--- start of Supplied records ---

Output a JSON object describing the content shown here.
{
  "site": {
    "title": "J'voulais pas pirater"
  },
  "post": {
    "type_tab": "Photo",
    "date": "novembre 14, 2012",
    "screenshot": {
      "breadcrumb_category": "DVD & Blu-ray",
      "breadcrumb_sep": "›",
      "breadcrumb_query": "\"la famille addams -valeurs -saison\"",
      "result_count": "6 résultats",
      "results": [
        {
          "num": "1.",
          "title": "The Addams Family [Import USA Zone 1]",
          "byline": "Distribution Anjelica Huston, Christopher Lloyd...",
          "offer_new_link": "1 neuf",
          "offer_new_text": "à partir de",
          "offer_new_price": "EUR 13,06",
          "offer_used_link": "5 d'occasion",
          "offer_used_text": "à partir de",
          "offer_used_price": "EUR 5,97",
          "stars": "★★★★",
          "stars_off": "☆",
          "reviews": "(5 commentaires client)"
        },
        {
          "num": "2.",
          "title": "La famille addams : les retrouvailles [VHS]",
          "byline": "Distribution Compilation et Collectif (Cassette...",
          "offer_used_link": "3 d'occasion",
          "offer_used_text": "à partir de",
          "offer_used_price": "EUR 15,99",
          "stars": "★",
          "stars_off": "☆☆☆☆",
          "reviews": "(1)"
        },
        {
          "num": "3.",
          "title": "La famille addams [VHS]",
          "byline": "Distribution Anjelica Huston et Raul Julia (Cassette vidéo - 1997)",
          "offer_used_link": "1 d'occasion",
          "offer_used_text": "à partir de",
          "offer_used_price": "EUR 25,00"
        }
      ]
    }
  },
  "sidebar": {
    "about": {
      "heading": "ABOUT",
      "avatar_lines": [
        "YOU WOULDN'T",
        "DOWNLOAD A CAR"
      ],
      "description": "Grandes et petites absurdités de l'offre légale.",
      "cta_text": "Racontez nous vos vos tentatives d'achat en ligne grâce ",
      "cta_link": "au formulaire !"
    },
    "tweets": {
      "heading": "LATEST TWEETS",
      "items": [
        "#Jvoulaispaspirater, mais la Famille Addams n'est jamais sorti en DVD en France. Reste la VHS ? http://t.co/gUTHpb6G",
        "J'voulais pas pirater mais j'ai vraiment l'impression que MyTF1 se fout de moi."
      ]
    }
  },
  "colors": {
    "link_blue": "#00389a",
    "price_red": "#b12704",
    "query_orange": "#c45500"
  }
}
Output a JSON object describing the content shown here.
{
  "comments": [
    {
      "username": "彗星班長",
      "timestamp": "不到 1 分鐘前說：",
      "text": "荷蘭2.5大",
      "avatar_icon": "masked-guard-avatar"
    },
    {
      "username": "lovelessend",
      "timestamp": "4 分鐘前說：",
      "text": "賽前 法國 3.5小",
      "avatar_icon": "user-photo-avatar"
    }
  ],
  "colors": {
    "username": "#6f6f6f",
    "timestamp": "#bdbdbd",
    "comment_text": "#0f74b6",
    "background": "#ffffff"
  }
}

--- end of Supplied records ---

• _Exercise aim_: Return the listing above in its exact form.

• _Exercise output_:
Output a JSON object describing the content shown here.
{
  "site": {
    "title": "J'voulais pas pirater"
  },
  "post": {
    "type_tab": "Photo",
    "date": "novembre 14, 2012",
    "screenshot": {
      "breadcrumb_category": "DVD & Blu-ray",
      "breadcrumb_sep": "›",
      "breadcrumb_query": "\"la famille addams -valeurs -saison\"",
      "result_count": "6 résultats",
      "results": [
        {
          "num": "1.",
          "title": "The Addams Family [Import USA Zone 1]",
          "byline": "Distribution Anjelica Huston, Christopher Lloyd...",
          "offer_new_link": "1 neuf",
          "offer_new_text": "à partir de",
          "offer_new_price": "EUR 13,06",
          "offer_used_link": "5 d'occasion",
          "offer_used_text": "à partir de",
          "offer_used_price": "EUR 5,97",
          "stars": "★★★★",
          "stars_off": "☆",
          "reviews": "(5 commentaires client)"
        },
        {
          "num": "2.",
          "title": "La famille addams : les retrouvailles [VHS]",
          "byline": "Distribution Compilation et Collectif (Cassette...",
          "offer_used_link": "3 d'occasion",
          "offer_used_text": "à partir de",
          "offer_used_price": "EUR 15,99",
          "stars": "★",
          "stars_off": "☆☆☆☆",
          "reviews": "(1)"
        },
        {
          "num": "3.",
          "title": "La famille addams [VHS]",
          "byline": "Distribution Anjelica Huston et Raul Julia (Cassette vidéo - 1997)",
          "offer_used_link": "1 d'occasion",
          "offer_used_text": "à partir de",
          "offer_used_price": "EUR 25,00"
        }
      ]
    }
  },
  "sidebar": {
    "about": {
      "heading": "ABOUT",
      "avatar_lines": [
        "YOU WOULDN'T",
        "DOWNLOAD A CAR"
      ],
      "description": "Grandes et petites absurdités de l'offre légale.",
      "cta_text": "Racontez nous vos vos tentatives d'achat en ligne grâce ",
      "cta_link": "au formulaire !"
    },
    "tweets": {
      "heading": "LATEST TWEETS",
      "items": [
        "#Jvoulaispaspirater, mais la Famille Addams n'est jamais sorti en DVD en France. Reste la VHS ? http://t.co/gUTHpb6G",
        "J'voulais pas pirater mais j'ai vraiment l'impression que MyTF1 se fout de moi."
      ]
    }
  },
  "colors": {
    "link_blue": "#00389a",
    "price_red": "#b12704",
    "query_orange": "#c45500"
  }
}
Output a JSON object describing the content shown here.
{
  "comments": [
    {
      "username": "彗星班長",
      "timestamp": "不到 1 分鐘前說：",
      "text": "荷蘭2.5大",
      "avatar_icon": "masked-guard-avatar"
    },
    {
      "username": "lovelessend",
      "timestamp": "4 分鐘前說：",
      "text": "賽前 法國 3.5小",
      "avatar_icon": "user-photo-avatar"
    }
  ],
  "colors": {
    "username": "#6f6f6f",
    "timestamp": "#bdbdbd",
    "comment_text": "#0f74b6",
    "background": "#ffffff"
  }
}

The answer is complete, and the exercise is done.